## BEGIN MATERIAL SHOWN
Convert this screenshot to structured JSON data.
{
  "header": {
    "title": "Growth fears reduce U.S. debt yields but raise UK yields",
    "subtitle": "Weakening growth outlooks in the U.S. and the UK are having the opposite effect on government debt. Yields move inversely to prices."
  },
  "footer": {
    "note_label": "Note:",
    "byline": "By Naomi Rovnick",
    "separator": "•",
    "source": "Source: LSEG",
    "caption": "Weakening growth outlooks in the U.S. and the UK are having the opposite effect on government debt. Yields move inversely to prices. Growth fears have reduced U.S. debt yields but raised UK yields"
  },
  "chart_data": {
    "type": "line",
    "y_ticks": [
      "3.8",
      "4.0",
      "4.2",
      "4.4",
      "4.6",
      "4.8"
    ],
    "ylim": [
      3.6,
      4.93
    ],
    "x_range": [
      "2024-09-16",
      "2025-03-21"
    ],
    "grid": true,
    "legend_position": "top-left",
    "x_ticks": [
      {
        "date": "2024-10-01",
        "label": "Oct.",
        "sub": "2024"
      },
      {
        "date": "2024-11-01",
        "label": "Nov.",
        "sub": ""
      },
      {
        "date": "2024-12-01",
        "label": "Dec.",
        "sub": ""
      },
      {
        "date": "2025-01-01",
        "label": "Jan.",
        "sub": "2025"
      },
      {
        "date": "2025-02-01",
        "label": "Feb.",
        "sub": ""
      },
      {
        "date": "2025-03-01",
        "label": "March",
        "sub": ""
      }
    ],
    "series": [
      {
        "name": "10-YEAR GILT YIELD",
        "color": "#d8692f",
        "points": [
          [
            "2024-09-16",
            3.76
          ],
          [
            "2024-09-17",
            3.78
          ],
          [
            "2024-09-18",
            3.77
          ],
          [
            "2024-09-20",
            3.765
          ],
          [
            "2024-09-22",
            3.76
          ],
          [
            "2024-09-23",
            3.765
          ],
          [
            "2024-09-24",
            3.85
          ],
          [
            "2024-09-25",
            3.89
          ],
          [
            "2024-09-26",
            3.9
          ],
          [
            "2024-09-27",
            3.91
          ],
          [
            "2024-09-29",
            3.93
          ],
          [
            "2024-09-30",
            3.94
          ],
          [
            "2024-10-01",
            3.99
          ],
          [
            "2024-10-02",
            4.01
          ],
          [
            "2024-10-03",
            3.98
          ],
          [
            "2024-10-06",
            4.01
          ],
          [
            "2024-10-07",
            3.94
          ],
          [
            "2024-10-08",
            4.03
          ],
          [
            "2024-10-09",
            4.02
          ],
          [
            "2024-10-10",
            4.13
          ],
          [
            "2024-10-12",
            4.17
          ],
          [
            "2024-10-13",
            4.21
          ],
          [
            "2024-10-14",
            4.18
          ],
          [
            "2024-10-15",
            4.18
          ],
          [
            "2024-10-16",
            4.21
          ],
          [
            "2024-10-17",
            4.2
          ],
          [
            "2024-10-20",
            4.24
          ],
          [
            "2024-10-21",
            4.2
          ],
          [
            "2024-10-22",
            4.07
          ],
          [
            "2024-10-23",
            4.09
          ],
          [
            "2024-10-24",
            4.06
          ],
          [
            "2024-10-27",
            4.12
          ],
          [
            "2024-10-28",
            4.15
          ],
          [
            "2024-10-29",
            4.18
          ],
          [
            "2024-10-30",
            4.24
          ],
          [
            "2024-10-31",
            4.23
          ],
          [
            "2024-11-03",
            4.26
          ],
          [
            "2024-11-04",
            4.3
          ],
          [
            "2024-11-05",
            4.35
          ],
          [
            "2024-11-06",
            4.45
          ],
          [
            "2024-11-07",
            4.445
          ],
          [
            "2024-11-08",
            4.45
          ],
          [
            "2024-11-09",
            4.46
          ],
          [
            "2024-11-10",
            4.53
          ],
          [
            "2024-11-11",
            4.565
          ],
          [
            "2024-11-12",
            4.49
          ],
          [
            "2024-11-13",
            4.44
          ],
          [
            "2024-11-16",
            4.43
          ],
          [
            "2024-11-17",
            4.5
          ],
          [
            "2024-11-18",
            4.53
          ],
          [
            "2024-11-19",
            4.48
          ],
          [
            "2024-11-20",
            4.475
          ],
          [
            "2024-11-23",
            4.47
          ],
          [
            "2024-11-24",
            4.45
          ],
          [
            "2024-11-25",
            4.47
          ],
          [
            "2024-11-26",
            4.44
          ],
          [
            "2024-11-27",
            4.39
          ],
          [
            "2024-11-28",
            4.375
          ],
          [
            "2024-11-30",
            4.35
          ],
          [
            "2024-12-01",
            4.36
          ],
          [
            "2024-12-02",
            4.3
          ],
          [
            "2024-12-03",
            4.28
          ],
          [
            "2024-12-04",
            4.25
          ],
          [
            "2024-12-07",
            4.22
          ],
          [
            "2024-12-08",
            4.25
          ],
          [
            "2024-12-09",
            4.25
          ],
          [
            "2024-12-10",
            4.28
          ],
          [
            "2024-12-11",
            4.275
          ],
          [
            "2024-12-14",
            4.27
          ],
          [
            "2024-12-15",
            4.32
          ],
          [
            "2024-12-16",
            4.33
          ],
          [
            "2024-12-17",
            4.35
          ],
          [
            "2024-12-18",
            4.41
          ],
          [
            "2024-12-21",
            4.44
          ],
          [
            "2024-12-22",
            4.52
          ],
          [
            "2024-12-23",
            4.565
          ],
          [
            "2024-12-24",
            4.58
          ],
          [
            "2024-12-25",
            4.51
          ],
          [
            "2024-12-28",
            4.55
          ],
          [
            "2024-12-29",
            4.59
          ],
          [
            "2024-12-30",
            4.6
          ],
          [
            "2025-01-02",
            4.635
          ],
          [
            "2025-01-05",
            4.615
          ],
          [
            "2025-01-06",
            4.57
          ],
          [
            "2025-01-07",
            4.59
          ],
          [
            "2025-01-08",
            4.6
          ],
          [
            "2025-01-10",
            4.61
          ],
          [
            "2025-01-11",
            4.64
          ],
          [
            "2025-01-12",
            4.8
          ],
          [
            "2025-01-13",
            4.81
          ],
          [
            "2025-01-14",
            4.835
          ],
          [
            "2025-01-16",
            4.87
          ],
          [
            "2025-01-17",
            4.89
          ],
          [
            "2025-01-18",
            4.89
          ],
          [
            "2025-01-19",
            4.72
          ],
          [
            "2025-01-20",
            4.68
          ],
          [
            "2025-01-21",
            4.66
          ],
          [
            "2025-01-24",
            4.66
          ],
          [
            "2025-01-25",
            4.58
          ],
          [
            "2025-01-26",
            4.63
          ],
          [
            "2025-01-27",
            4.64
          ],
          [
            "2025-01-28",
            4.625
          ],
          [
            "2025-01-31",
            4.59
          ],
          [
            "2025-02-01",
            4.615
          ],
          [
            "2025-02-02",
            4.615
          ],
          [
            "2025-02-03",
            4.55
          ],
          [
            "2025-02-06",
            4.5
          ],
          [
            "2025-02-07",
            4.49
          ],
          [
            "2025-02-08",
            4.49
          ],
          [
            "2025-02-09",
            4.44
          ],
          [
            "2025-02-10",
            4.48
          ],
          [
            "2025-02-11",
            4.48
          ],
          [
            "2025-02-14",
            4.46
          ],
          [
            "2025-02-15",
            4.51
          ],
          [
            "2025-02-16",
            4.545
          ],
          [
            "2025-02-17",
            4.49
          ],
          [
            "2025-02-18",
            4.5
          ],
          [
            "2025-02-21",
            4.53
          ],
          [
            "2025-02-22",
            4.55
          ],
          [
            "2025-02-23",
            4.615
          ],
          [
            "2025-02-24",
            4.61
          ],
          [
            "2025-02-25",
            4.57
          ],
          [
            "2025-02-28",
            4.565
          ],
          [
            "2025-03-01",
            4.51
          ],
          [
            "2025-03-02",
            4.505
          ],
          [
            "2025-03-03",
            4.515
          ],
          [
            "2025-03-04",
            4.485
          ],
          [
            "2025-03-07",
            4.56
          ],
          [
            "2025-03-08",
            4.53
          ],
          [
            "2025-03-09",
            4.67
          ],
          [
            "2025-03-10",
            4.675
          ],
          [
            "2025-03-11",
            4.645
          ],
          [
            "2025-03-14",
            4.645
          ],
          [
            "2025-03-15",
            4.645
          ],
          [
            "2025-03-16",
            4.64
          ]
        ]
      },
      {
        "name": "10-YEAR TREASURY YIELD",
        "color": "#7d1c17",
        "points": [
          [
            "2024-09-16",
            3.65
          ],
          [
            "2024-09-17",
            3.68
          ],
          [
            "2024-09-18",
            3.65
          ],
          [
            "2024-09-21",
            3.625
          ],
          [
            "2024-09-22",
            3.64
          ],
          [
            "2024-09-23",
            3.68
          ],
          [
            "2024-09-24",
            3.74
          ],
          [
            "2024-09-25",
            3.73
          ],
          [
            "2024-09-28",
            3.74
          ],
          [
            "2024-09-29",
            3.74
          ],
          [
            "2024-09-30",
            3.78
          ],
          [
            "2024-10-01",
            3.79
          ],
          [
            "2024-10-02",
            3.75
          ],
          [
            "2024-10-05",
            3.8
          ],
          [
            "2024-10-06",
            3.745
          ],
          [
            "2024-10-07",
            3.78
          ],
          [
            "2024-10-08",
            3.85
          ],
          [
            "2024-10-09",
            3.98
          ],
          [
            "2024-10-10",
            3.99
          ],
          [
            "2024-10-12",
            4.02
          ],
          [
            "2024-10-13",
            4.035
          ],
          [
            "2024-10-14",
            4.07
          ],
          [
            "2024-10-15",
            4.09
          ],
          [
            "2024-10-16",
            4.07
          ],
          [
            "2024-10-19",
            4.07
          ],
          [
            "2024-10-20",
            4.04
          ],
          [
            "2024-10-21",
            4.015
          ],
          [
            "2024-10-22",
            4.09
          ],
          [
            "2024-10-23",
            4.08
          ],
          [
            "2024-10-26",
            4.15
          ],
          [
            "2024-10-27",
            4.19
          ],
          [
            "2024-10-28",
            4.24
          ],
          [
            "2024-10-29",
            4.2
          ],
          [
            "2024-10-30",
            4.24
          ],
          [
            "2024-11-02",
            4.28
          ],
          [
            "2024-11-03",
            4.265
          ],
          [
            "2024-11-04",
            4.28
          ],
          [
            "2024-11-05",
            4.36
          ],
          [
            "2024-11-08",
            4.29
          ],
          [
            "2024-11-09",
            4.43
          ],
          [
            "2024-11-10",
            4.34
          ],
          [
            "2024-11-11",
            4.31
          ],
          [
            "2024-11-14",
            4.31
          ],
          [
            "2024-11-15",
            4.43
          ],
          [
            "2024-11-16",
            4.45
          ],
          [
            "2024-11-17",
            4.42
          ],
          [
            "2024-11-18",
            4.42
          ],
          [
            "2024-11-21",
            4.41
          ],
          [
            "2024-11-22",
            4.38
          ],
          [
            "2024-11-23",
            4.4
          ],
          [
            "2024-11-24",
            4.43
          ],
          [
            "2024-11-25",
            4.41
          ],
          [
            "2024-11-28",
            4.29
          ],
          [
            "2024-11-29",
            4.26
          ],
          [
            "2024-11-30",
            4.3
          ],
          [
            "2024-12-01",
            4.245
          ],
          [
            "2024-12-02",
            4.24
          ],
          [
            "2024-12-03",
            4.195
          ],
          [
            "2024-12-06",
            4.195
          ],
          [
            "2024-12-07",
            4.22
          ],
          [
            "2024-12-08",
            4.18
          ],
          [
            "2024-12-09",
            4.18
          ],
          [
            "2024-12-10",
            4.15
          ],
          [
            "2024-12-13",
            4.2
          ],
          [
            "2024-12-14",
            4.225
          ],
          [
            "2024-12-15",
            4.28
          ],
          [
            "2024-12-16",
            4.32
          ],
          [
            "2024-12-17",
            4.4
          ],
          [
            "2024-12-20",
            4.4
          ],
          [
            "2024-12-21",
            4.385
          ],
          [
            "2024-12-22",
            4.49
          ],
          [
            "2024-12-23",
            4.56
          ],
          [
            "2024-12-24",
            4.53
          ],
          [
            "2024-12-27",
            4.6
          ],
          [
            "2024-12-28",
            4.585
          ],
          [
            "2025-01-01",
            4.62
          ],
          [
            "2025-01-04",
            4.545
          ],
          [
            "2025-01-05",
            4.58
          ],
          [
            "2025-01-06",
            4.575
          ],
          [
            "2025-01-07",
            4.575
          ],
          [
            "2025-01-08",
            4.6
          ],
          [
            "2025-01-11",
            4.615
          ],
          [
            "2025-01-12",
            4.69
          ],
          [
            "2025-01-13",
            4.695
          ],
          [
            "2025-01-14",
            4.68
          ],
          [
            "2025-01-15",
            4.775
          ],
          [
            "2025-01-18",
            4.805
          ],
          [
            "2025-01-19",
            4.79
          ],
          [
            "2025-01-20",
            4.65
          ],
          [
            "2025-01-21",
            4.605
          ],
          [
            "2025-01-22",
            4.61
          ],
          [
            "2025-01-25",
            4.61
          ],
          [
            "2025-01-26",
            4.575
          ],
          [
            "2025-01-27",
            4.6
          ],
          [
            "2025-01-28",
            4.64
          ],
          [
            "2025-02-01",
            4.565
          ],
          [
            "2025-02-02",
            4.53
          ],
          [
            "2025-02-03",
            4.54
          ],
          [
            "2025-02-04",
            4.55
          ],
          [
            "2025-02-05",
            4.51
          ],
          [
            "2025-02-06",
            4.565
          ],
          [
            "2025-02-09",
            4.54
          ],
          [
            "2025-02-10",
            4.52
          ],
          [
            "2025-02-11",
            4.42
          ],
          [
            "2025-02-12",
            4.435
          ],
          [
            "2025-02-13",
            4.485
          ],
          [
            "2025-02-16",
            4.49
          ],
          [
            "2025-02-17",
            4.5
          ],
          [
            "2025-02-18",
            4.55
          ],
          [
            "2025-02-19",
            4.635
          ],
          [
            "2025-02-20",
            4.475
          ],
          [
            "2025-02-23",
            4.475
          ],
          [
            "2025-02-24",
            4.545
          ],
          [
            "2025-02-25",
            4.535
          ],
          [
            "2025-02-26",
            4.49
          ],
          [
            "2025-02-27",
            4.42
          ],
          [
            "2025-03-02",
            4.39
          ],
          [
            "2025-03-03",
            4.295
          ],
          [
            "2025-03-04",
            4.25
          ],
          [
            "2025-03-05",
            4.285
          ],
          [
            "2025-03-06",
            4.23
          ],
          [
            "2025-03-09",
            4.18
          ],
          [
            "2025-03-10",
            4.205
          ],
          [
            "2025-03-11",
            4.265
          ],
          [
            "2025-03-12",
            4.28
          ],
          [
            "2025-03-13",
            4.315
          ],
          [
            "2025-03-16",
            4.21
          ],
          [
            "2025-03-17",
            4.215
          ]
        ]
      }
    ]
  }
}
## END MATERIAL SHOWN
### INSTRUCTIONS TO FOLLOW
Pick out the lines containing the string "effect" and show them.

### WRITTEN ANSWER
    "subtitle": "Weakening growth outlooks in the U.S. and the UK are having the opposite effect on government debt. Yields move inversely to prices."
    "caption": "Weakening growth outlooks in the U.S. and the UK are having the opposite effect on government debt. Yields move inversely to prices. Growth fears have reduced U.S. debt yields but raised UK yields"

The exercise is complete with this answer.